Reproduce every item below verbatim, line for line.

* START Exercise input *

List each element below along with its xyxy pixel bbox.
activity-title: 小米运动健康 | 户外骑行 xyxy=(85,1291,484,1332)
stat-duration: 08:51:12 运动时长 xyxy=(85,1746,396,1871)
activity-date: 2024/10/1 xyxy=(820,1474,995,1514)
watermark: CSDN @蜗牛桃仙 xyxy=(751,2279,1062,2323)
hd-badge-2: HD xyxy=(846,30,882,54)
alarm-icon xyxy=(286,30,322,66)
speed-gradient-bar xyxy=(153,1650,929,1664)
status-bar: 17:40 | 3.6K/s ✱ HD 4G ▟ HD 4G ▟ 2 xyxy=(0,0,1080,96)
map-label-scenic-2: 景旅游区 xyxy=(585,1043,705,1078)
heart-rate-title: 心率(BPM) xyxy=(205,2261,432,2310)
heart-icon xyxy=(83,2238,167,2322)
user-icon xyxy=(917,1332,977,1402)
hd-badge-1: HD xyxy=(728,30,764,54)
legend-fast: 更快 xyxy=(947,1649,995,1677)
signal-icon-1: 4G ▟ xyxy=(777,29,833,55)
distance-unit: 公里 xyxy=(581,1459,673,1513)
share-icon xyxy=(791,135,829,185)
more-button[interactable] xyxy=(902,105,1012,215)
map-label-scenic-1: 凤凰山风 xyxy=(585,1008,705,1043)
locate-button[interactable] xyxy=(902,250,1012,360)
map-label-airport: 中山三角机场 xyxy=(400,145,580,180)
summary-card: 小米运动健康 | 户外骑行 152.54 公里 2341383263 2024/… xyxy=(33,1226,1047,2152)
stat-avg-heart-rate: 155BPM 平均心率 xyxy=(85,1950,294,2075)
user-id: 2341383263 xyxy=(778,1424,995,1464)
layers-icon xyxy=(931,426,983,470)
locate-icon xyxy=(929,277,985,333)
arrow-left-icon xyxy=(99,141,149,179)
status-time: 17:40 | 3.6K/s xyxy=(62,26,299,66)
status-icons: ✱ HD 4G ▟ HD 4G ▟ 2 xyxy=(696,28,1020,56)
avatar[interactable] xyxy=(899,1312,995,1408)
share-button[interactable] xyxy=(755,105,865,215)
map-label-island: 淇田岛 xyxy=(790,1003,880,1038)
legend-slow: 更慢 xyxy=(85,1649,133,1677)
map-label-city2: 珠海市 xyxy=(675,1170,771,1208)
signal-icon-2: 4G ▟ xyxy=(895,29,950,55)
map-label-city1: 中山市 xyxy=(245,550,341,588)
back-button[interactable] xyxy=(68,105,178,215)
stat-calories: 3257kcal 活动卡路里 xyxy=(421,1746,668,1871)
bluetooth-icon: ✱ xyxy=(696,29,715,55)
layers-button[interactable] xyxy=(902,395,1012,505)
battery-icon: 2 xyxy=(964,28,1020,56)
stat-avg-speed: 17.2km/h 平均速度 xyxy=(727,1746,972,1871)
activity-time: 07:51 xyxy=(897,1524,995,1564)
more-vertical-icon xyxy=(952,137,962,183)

* END Exercise input *

**Solution for this task:**
List each element below along with its xyxy pixel bbox.
activity-title: 小米运动健康 | 户外骑行 xyxy=(85,1291,484,1332)
stat-duration: 08:51:12 运动时长 xyxy=(85,1746,396,1871)
activity-date: 2024/10/1 xyxy=(820,1474,995,1514)
watermark: CSDN @蜗牛桃仙 xyxy=(751,2279,1062,2323)
hd-badge-2: HD xyxy=(846,30,882,54)
alarm-icon xyxy=(286,30,322,66)
speed-gradient-bar xyxy=(153,1650,929,1664)
status-bar: 17:40 | 3.6K/s ✱ HD 4G ▟ HD 4G ▟ 2 xyxy=(0,0,1080,96)
map-label-scenic-2: 景旅游区 xyxy=(585,1043,705,1078)
heart-rate-title: 心率(BPM) xyxy=(205,2261,432,2310)
heart-icon xyxy=(83,2238,167,2322)
user-icon xyxy=(917,1332,977,1402)
hd-badge-1: HD xyxy=(728,30,764,54)
legend-fast: 更快 xyxy=(947,1649,995,1677)
signal-icon-1: 4G ▟ xyxy=(777,29,833,55)
distance-unit: 公里 xyxy=(581,1459,673,1513)
share-icon xyxy=(791,135,829,185)
more-button[interactable] xyxy=(902,105,1012,215)
map-label-scenic-1: 凤凰山风 xyxy=(585,1008,705,1043)
locate-button[interactable] xyxy=(902,250,1012,360)
map-label-airport: 中山三角机场 xyxy=(400,145,580,180)
summary-card: 小米运动健康 | 户外骑行 152.54 公里 2341383263 2024/… xyxy=(33,1226,1047,2152)
stat-avg-heart-rate: 155BPM 平均心率 xyxy=(85,1950,294,2075)
user-id: 2341383263 xyxy=(778,1424,995,1464)
layers-icon xyxy=(931,426,983,470)
locate-icon xyxy=(929,277,985,333)
arrow-left-icon xyxy=(99,141,149,179)
status-time: 17:40 | 3.6K/s xyxy=(62,26,299,66)
status-icons: ✱ HD 4G ▟ HD 4G ▟ 2 xyxy=(696,28,1020,56)
avatar[interactable] xyxy=(899,1312,995,1408)
share-button[interactable] xyxy=(755,105,865,215)
map-label-island: 淇田岛 xyxy=(790,1003,880,1038)
legend-slow: 更慢 xyxy=(85,1649,133,1677)
map-label-city2: 珠海市 xyxy=(675,1170,771,1208)
signal-icon-2: 4G ▟ xyxy=(895,29,950,55)
map-label-city1: 中山市 xyxy=(245,550,341,588)
back-button[interactable] xyxy=(68,105,178,215)
stat-calories: 3257kcal 活动卡路里 xyxy=(421,1746,668,1871)
bluetooth-icon: ✱ xyxy=(696,29,715,55)
layers-button[interactable] xyxy=(902,395,1012,505)
battery-icon: 2 xyxy=(964,28,1020,56)
stat-avg-speed: 17.2km/h 平均速度 xyxy=(727,1746,972,1871)
activity-time: 07:51 xyxy=(897,1524,995,1564)
more-vertical-icon xyxy=(952,137,962,183)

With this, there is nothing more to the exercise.